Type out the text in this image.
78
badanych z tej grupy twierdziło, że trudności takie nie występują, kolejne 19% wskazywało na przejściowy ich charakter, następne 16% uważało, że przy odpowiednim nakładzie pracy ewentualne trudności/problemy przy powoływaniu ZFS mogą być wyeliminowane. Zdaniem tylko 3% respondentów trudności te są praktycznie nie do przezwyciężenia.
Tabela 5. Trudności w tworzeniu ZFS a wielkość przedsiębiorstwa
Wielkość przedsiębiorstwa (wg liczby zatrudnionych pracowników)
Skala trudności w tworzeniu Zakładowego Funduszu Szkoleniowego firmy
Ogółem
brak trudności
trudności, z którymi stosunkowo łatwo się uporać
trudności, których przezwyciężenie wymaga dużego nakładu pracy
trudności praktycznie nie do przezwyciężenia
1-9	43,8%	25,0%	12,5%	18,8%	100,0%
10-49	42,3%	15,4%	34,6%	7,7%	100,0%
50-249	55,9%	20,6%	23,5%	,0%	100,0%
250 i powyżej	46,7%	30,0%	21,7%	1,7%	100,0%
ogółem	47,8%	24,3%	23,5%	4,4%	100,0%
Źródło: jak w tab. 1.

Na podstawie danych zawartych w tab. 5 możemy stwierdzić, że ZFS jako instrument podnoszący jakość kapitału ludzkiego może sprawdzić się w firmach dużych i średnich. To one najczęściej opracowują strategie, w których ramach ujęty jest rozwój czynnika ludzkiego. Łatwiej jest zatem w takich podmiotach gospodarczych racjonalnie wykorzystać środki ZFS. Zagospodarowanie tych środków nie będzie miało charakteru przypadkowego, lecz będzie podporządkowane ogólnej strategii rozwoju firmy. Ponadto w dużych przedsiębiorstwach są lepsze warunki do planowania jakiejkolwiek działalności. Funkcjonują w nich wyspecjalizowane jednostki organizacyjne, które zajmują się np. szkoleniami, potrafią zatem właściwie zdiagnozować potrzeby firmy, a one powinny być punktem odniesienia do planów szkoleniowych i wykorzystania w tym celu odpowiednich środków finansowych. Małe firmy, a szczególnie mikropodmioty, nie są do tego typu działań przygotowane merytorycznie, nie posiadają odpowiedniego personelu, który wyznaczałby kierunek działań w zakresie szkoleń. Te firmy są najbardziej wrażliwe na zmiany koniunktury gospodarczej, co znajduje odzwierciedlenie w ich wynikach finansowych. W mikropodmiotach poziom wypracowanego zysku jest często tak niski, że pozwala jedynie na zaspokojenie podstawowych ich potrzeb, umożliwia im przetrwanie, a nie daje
————
What you are asked to do:
Output all of the material exactly as written.

Full solution:
Type out the text in this image.
78
badanych z tej grupy twierdziło, że trudności takie nie występują, kolejne 19% wskazywało na przejściowy ich charakter, następne 16% uważało, że przy odpowiednim nakładzie pracy ewentualne trudności/problemy przy powoływaniu ZFS mogą być wyeliminowane. Zdaniem tylko 3% respondentów trudności te są praktycznie nie do przezwyciężenia.
Tabela 5. Trudności w tworzeniu ZFS a wielkość przedsiębiorstwa
Wielkość przedsiębiorstwa (wg liczby zatrudnionych pracowników)
Skala trudności w tworzeniu Zakładowego Funduszu Szkoleniowego firmy
Ogółem
brak trudności
trudności, z którymi stosunkowo łatwo się uporać
trudności, których przezwyciężenie wymaga dużego nakładu pracy
trudności praktycznie nie do przezwyciężenia
1-9	43,8%	25,0%	12,5%	18,8%	100,0%
10-49	42,3%	15,4%	34,6%	7,7%	100,0%
50-249	55,9%	20,6%	23,5%	,0%	100,0%
250 i powyżej	46,7%	30,0%	21,7%	1,7%	100,0%
ogółem	47,8%	24,3%	23,5%	4,4%	100,0%
Źródło: jak w tab. 1.

Na podstawie danych zawartych w tab. 5 możemy stwierdzić, że ZFS jako instrument podnoszący jakość kapitału ludzkiego może sprawdzić się w firmach dużych i średnich. To one najczęściej opracowują strategie, w których ramach ujęty jest rozwój czynnika ludzkiego. Łatwiej jest zatem w takich podmiotach gospodarczych racjonalnie wykorzystać środki ZFS. Zagospodarowanie tych środków nie będzie miało charakteru przypadkowego, lecz będzie podporządkowane ogólnej strategii rozwoju firmy. Ponadto w dużych przedsiębiorstwach są lepsze warunki do planowania jakiejkolwiek działalności. Funkcjonują w nich wyspecjalizowane jednostki organizacyjne, które zajmują się np. szkoleniami, potrafią zatem właściwie zdiagnozować potrzeby firmy, a one powinny być punktem odniesienia do planów szkoleniowych i wykorzystania w tym celu odpowiednich środków finansowych. Małe firmy, a szczególnie mikropodmioty, nie są do tego typu działań przygotowane merytorycznie, nie posiadają odpowiedniego personelu, który wyznaczałby kierunek działań w zakresie szkoleń. Te firmy są najbardziej wrażliwe na zmiany koniunktury gospodarczej, co znajduje odzwierciedlenie w ich wynikach finansowych. W mikropodmiotach poziom wypracowanego zysku jest często tak niski, że pozwala jedynie na zaspokojenie podstawowych ich potrzeb, umożliwia im przetrwanie, a nie daje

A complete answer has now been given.